* WHAT IS ASKED
Check the listing below line by line and report how many lines hold "white", with no other words.

— START GIVEN ENTRIES —

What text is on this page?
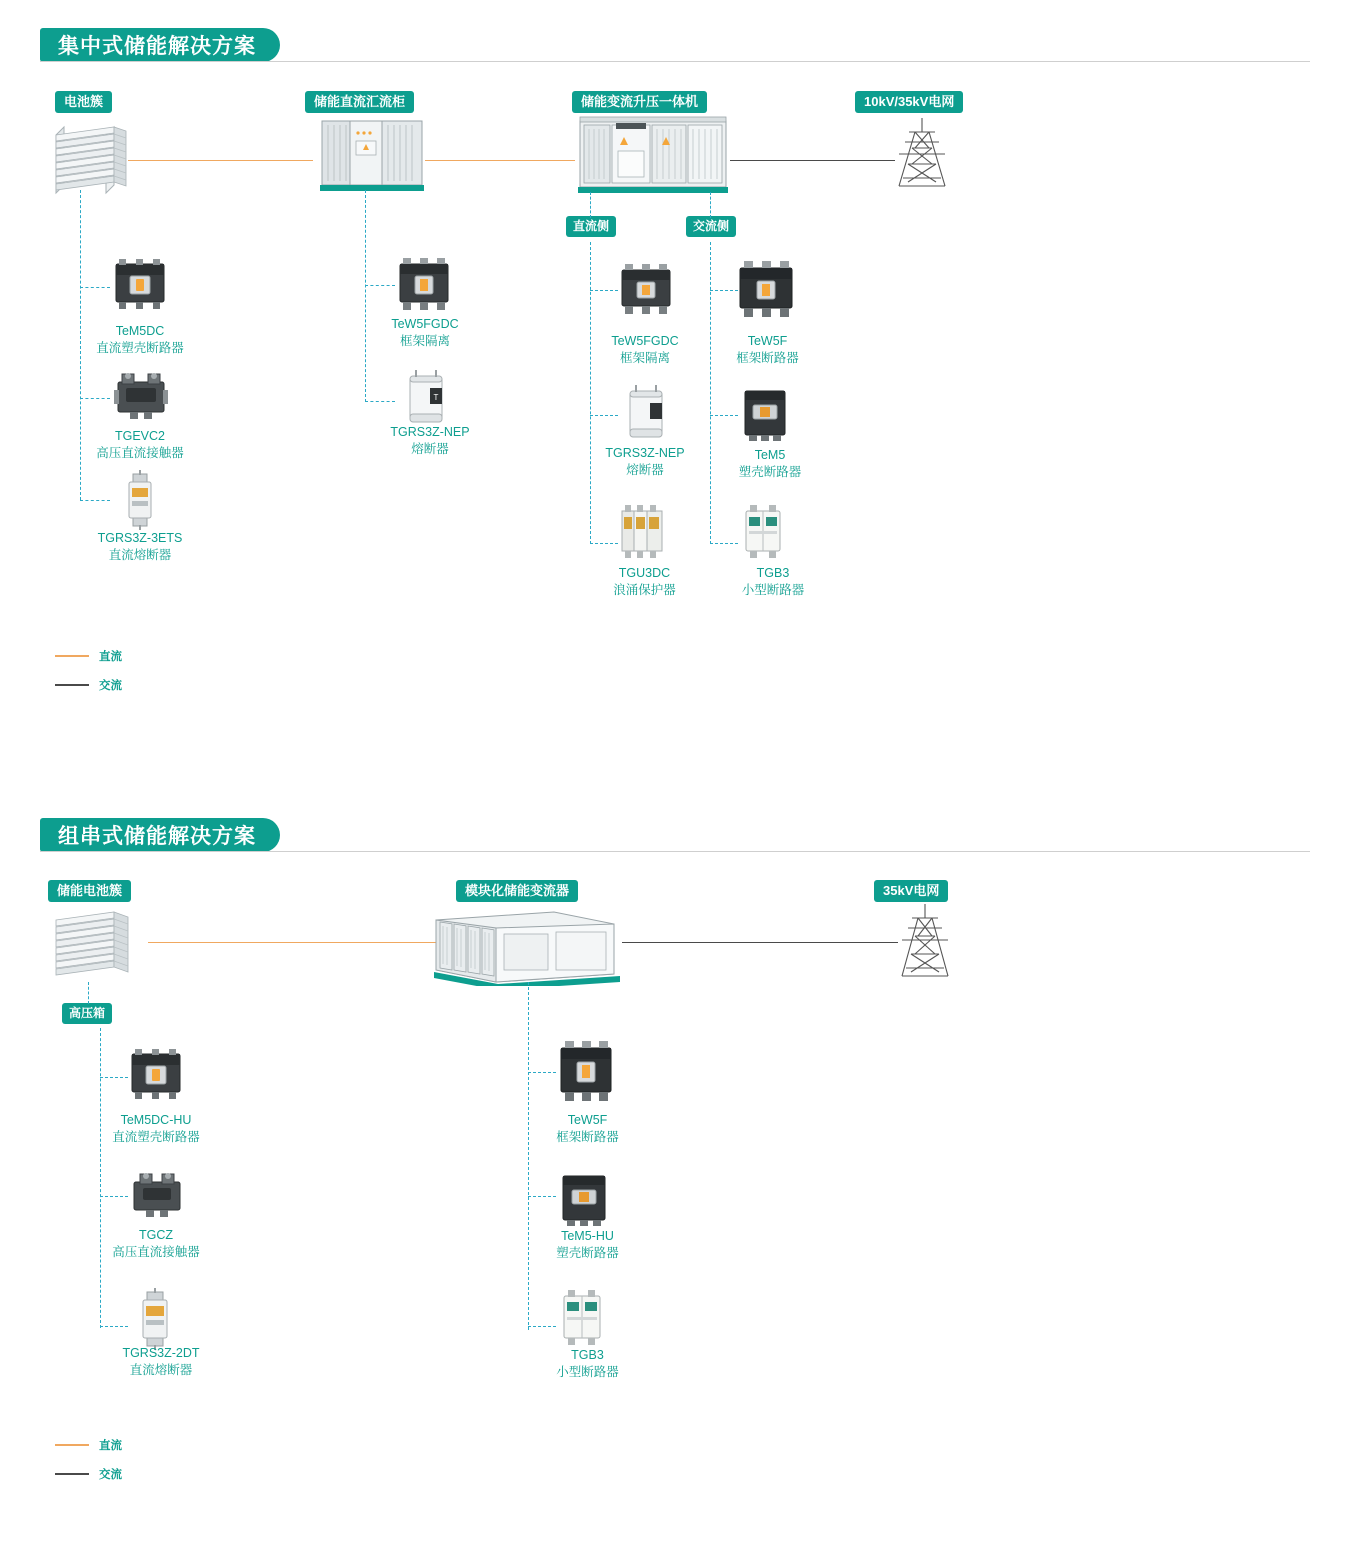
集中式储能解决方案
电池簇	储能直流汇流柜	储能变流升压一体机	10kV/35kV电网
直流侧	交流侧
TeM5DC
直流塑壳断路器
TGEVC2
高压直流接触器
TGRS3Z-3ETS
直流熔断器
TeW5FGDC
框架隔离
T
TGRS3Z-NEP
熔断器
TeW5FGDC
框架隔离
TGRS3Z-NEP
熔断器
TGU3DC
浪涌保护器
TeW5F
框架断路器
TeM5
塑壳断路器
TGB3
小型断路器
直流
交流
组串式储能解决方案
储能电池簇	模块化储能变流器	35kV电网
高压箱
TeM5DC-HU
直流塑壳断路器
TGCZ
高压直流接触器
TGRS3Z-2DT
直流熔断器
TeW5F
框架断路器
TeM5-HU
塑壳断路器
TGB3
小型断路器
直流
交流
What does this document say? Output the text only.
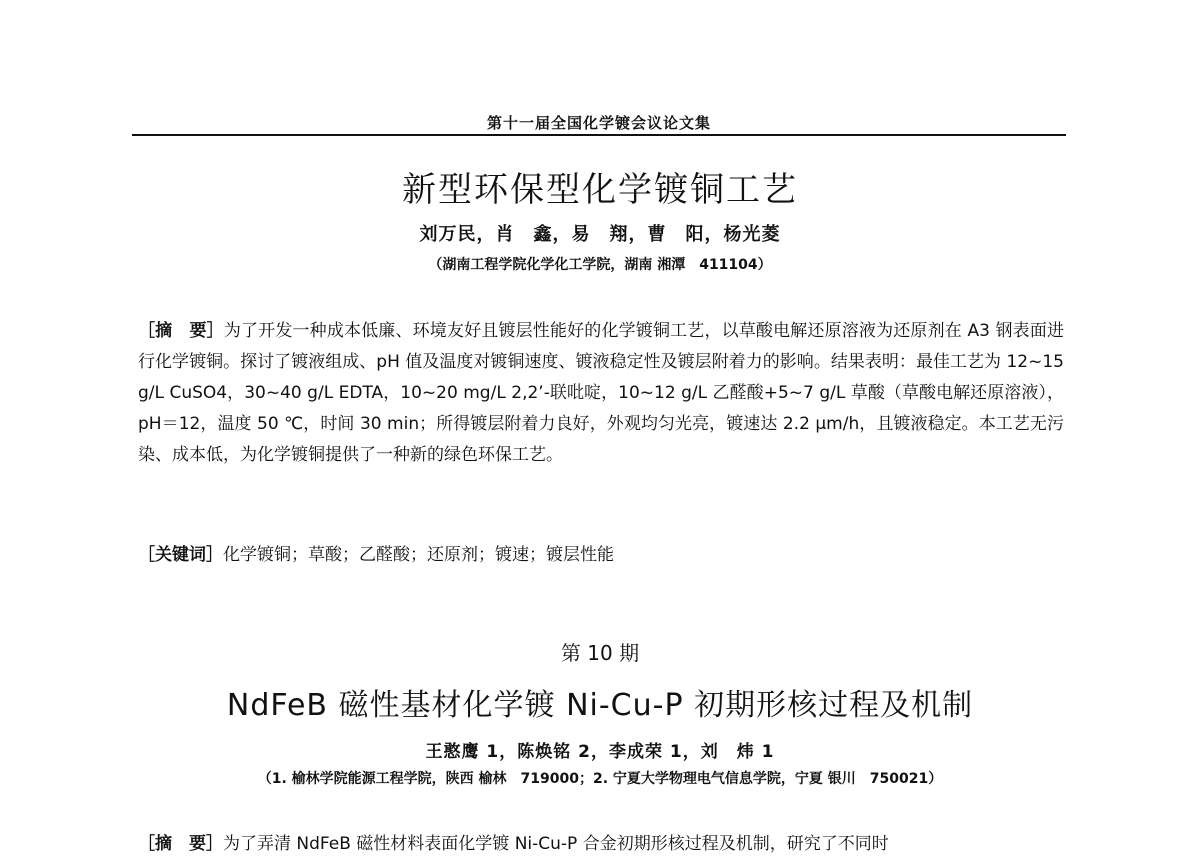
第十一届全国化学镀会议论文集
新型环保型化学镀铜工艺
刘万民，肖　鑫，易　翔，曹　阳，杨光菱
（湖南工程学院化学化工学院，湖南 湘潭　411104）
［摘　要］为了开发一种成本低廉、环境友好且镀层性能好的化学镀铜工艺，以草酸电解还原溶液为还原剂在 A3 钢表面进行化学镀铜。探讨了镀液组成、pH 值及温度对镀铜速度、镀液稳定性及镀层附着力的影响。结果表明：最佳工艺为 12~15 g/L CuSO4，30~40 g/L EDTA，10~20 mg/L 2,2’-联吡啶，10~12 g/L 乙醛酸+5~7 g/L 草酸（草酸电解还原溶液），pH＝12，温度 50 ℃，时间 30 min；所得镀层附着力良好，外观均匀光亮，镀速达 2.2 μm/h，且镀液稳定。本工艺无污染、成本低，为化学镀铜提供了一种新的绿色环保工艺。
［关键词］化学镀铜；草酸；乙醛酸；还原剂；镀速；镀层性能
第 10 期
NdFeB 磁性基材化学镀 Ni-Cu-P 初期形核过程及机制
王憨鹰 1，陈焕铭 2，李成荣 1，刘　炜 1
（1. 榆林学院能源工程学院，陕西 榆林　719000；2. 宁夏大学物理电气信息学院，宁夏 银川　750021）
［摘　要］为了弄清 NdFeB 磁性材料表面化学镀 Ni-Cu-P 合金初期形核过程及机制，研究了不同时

— END GIVEN ENTRIES —
— START GIVEN ENTRIES —

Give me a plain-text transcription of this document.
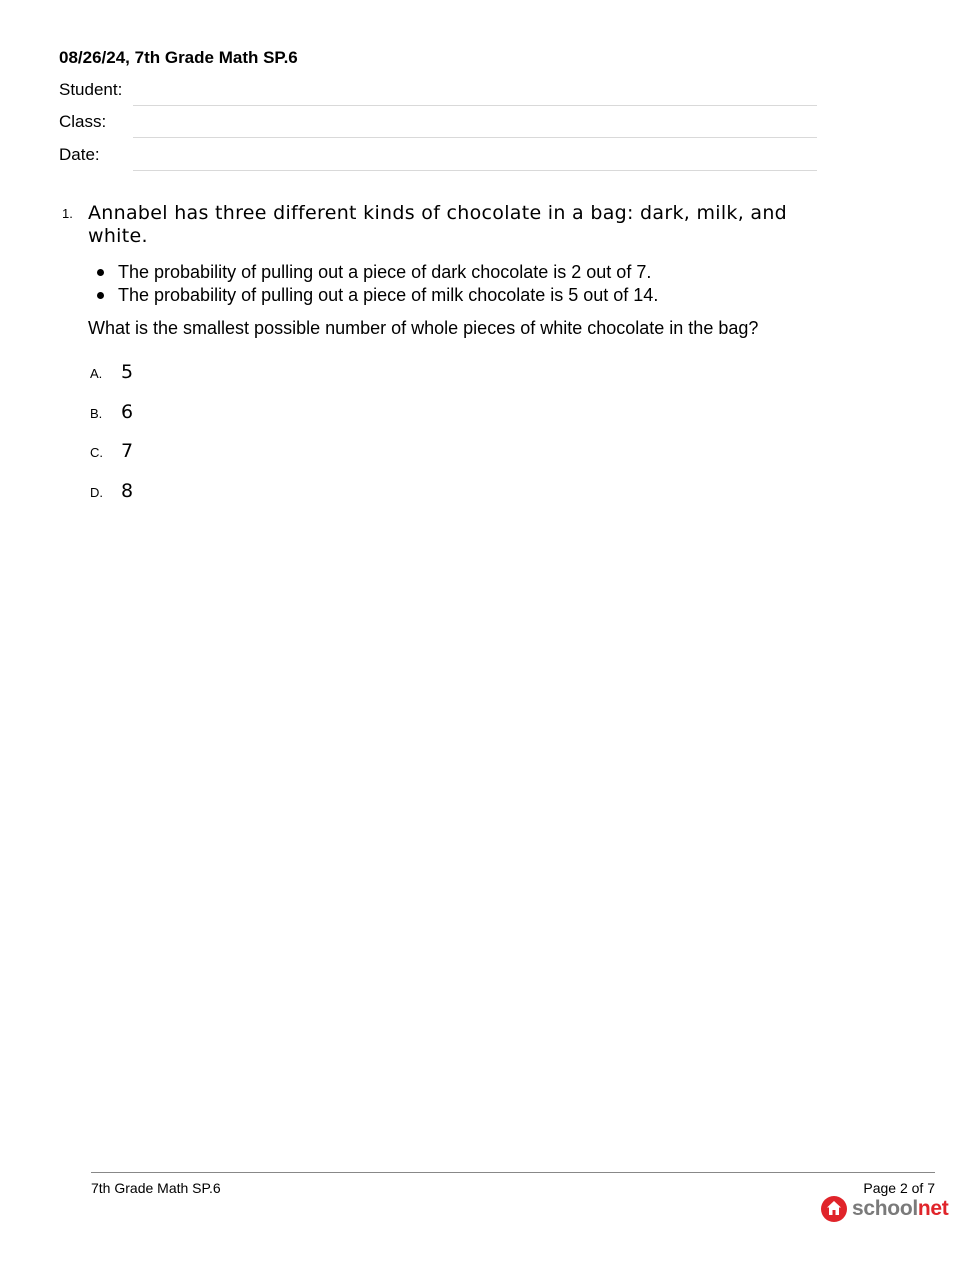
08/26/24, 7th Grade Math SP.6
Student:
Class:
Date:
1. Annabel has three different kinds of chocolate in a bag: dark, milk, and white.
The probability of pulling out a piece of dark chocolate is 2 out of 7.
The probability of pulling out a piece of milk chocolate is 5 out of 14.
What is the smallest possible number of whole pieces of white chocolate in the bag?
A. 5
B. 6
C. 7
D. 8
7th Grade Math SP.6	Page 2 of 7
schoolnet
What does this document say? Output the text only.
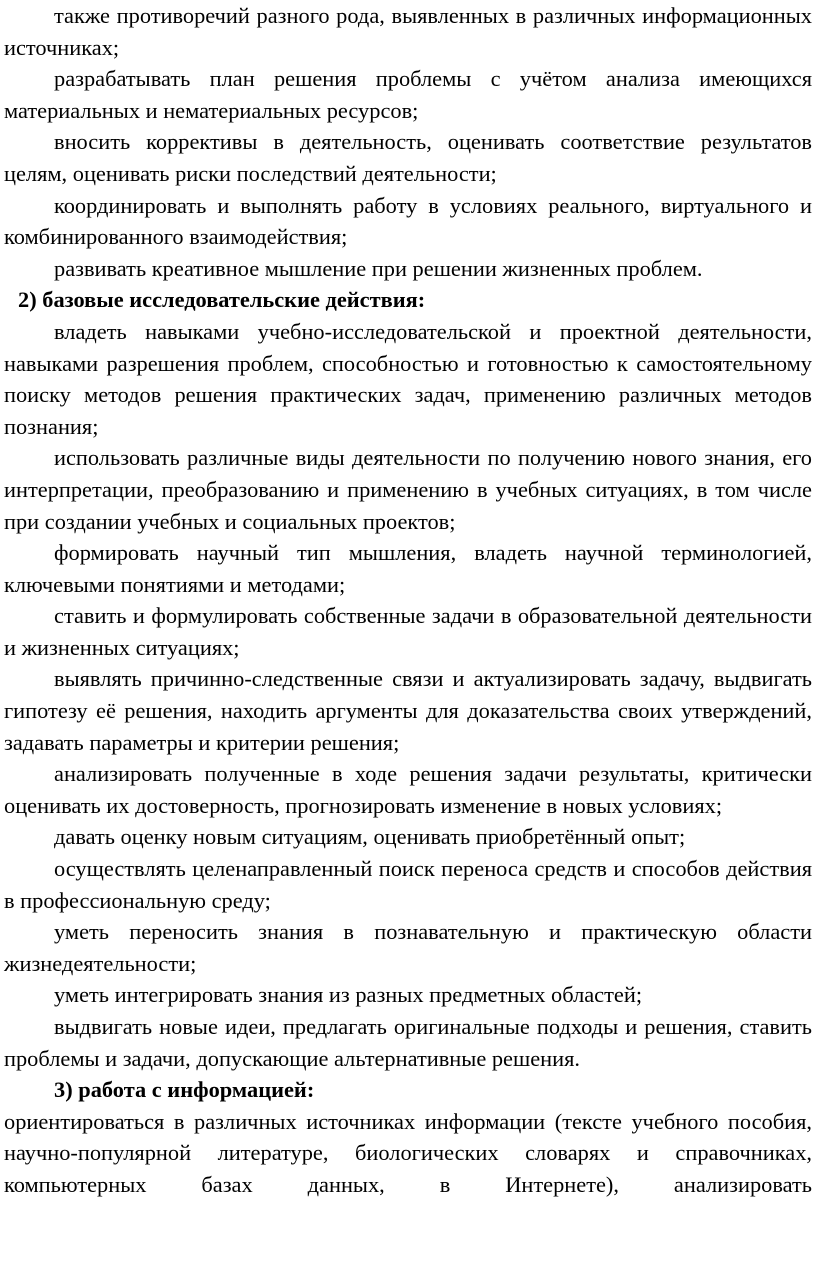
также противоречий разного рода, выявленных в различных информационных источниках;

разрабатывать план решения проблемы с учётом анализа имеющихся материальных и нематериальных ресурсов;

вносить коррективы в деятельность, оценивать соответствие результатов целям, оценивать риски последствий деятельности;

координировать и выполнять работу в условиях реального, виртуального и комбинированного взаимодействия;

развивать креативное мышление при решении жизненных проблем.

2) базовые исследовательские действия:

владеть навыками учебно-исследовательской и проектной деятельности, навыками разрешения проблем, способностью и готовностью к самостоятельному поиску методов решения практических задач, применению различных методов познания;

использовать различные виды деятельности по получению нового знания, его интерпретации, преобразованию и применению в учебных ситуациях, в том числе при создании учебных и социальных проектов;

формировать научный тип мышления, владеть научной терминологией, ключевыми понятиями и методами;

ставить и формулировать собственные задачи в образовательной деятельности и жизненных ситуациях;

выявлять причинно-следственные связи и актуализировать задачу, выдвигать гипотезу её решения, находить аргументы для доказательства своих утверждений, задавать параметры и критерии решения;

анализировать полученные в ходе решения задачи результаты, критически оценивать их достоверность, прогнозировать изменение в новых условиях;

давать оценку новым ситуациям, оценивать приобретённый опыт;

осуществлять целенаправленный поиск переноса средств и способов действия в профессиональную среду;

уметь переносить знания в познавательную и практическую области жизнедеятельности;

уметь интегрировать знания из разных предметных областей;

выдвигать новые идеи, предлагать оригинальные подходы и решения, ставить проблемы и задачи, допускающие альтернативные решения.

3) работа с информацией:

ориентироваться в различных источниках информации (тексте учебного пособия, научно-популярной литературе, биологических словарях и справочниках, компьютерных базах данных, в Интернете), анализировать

— END GIVEN ENTRIES —
— START GIVEN ENTRIES —

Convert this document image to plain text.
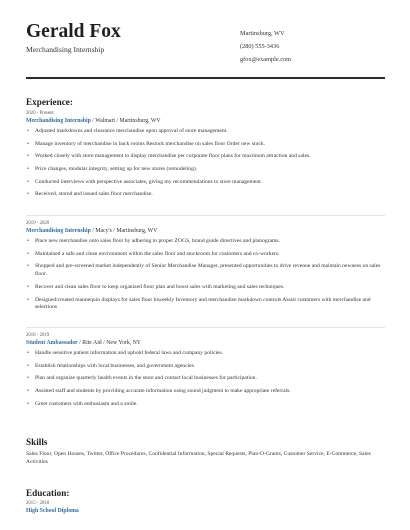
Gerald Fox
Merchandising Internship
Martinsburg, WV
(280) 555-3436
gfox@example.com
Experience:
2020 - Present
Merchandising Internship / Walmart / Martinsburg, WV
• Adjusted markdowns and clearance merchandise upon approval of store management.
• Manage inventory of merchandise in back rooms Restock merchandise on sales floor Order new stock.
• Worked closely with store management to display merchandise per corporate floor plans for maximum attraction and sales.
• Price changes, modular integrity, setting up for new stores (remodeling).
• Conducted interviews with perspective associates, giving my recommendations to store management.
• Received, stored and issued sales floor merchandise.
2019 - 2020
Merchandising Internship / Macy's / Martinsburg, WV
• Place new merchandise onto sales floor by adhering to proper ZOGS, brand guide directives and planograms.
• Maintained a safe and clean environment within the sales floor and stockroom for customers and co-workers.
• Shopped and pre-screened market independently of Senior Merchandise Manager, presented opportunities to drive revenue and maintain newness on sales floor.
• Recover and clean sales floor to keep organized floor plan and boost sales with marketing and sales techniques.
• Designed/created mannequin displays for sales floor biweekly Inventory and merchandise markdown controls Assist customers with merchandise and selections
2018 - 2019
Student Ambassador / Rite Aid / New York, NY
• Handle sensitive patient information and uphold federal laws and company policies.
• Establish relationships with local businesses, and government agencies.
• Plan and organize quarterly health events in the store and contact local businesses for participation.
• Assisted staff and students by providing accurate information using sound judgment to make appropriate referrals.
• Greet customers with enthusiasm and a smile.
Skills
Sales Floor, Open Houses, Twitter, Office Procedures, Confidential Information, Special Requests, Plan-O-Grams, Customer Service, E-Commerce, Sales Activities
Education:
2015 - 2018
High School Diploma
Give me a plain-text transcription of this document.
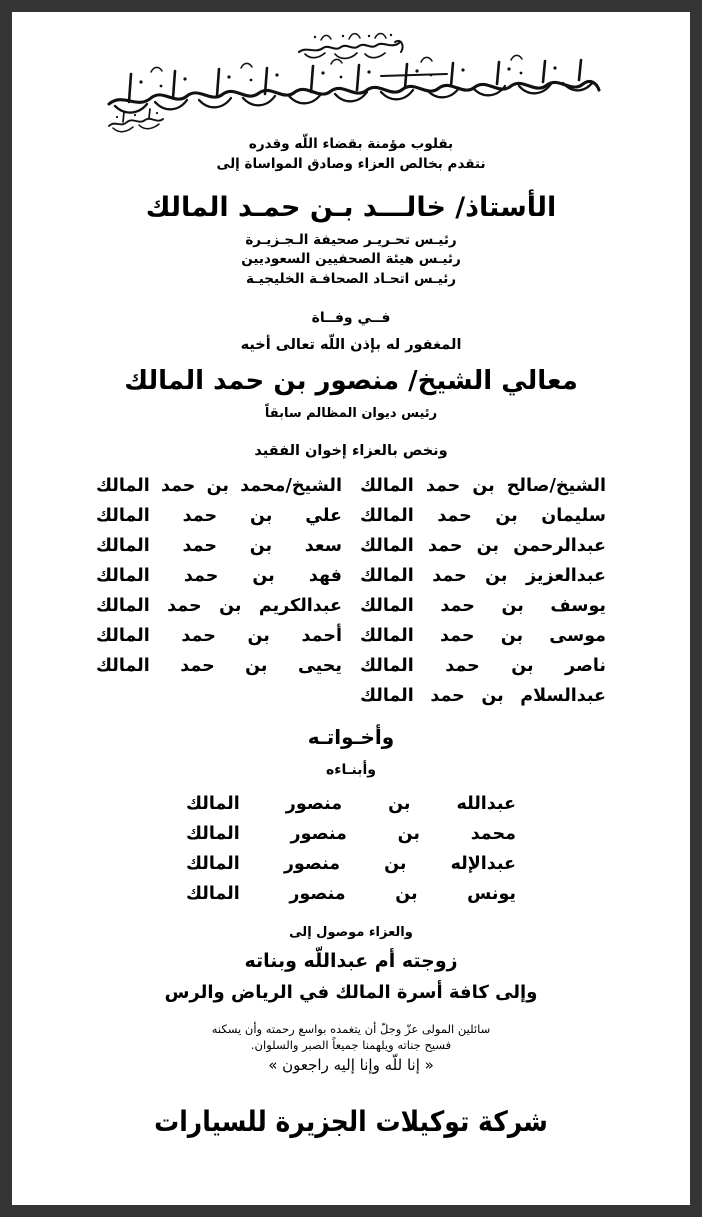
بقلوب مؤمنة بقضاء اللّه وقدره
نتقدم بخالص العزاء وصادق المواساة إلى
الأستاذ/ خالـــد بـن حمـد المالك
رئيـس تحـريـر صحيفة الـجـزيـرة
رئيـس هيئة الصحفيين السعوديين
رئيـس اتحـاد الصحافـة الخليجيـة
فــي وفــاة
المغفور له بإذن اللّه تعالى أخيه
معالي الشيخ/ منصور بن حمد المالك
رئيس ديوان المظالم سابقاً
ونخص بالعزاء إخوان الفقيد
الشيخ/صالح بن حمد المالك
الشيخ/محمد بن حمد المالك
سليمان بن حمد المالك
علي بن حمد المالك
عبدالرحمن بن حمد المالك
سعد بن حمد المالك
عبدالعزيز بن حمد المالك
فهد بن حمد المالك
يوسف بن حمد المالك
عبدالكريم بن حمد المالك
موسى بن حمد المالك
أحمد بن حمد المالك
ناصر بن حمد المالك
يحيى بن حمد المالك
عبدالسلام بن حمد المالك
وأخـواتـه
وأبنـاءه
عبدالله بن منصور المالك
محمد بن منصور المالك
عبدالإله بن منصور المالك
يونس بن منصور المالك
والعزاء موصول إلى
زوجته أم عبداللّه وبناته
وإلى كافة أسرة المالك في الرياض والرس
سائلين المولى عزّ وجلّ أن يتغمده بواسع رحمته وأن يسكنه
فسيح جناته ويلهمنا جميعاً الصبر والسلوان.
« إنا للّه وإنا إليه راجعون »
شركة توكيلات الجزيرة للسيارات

— END GIVEN ENTRIES —

* RESULT OF THIS EXERCISE
2